* Metin parçası:
▼▼▼

Yaşadığımız coğrafyada değişen/dönüşen mekânların zamanla belleklerimizden silindiği gerçekliğiyle birçok zaman yüzleşiyoruz. Kimi mekânları yalnızca sözlü tarih aracığıyla kimilerini de bazı araştırmalarda karşımıza çıkan tarihsel belgelerle tesadüfen öğreniyoruz. Aslında bu yaşadığımız durumu bir toplumsal [kronik] amnezi olarak tanımlamamız yanlış olmayacaktır. Örneğin oyunda bugün konağın yerinde bir hastanenin olması değişen/dönüşen mekânın belleklerimizden nasıl silindiğinin de bir göstergesi olarak karşımıza çıkıyor. Özellikle ‘yıkım’ ya da ‘yıkmak eylemi’ modernleşen Türkiye tarihinde kaçınılmaz olarak karşımıza çıkan bir olgudur ve dolayısıyla bellekle yakından ilgilidir. Oyunun sonunda konağın yıkılışını temsilen karşımıza çıkan buldozer özetle Türkiye’nin yakın tarihine dair önemli bir hatırlatmayı da gözler önüne seriyor. Yüz Yılın Evi, değişenin/dönüşenin yalnızca mekân bizatihi kendisinin olmadığını; mekâna sirayet etmiş, temas etmiş tüm nesnelerin ve insanların ‘izlerinin’ yok olmasıyla anılarımızın bile zihinlerimizden uzaklaşabileceğimi bizlere hatırlatıyor. Ama edebiyat ve kültür eleştirmeni Beatriz Sarlo’nun şu sözlerini aklımızda tutmamız gerek: “Anılar ısrarcıdır, çünkü bir noktada egemendir ve (her anlamda) kontrol dışıdır.”(2). Dolayısıyla toplumsal hafıza yitimine karşı anıların ısrarcılığıyla birlikte temas ettiğimiz nesnelerin, olguların ve insanların izleriyle her yerde yeniden şimdiki zamanda anılarımızı kurabiliriz.

▲▲▲

* Yapılacak iş: Mekân ve bellek üzerine olan metin parçasına göre oyunun sonunda konağın yıkılışını ne temsil ediyor? Kayıtların burada hiçbir işlevi yok.

* Gösterilen veriler:
▼▼▼

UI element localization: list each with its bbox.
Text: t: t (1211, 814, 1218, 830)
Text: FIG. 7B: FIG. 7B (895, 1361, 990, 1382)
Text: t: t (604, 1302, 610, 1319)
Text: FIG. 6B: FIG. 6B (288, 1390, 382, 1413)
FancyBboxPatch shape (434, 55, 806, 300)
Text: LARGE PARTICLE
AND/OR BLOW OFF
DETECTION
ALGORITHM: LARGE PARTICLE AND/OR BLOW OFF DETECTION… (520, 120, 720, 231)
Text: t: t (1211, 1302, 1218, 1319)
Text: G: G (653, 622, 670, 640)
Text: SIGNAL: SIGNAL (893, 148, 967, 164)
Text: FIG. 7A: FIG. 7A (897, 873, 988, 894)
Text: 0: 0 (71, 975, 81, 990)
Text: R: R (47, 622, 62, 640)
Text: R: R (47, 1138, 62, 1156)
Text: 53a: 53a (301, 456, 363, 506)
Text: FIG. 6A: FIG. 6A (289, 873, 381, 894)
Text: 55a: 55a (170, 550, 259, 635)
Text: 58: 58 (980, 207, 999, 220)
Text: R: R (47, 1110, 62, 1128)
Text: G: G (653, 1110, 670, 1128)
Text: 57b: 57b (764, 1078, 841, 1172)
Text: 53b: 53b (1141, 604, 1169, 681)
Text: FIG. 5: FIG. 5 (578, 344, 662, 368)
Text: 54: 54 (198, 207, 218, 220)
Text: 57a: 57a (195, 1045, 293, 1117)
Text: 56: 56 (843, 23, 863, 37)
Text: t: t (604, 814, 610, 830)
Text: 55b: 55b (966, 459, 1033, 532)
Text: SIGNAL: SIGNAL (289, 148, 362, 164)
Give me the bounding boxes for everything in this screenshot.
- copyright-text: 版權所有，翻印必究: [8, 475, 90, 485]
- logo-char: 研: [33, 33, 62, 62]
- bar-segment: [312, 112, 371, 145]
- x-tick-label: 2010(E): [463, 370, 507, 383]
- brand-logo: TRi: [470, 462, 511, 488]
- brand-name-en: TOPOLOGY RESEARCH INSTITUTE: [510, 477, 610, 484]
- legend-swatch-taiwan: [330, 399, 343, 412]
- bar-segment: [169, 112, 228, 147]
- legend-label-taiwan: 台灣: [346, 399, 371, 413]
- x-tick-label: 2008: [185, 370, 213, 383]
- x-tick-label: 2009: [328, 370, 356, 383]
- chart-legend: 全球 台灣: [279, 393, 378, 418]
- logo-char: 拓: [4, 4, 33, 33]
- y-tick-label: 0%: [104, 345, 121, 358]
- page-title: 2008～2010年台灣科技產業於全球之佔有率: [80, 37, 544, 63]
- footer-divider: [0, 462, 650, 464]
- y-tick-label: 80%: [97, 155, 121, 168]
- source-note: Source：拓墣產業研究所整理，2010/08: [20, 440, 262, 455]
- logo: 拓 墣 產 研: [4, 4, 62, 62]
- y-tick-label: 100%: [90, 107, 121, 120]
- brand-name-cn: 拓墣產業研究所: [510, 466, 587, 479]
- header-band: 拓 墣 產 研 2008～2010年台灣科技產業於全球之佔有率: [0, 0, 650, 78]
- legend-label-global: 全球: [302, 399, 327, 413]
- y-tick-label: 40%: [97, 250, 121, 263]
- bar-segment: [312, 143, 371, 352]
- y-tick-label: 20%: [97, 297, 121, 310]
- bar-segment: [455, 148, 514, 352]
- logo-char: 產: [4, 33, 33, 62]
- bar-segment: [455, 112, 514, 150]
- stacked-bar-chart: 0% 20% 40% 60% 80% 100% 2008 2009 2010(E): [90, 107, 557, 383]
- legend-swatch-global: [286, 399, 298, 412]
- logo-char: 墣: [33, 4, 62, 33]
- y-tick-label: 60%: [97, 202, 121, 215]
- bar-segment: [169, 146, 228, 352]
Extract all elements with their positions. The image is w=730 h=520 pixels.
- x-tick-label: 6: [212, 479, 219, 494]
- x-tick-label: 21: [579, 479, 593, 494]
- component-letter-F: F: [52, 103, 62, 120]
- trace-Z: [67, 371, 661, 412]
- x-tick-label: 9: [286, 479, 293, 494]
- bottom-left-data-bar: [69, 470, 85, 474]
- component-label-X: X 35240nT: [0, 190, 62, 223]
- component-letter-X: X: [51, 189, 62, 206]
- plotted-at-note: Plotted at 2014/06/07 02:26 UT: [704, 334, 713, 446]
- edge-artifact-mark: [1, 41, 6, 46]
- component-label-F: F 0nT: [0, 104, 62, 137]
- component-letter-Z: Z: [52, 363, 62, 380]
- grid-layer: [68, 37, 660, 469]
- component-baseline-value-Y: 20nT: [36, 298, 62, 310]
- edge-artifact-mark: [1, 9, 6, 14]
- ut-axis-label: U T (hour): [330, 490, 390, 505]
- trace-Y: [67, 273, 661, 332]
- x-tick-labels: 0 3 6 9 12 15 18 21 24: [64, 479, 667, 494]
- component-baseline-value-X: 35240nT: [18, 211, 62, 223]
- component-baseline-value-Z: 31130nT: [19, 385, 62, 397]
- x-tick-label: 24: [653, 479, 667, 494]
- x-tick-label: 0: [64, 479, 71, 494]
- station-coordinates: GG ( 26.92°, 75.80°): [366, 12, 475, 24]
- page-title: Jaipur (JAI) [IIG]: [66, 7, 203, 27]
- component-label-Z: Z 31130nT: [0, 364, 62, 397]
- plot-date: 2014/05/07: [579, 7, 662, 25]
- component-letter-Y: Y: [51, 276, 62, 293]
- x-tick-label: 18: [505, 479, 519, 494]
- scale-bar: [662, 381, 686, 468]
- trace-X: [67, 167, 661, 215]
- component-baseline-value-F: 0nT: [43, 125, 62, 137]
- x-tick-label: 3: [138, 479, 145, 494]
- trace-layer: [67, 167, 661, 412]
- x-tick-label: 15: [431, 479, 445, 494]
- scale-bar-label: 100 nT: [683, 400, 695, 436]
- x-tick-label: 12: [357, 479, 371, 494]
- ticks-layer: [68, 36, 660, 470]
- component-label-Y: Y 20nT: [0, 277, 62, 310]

▲▲▲

* Alıştırmanın sonucu: Bir buldozer.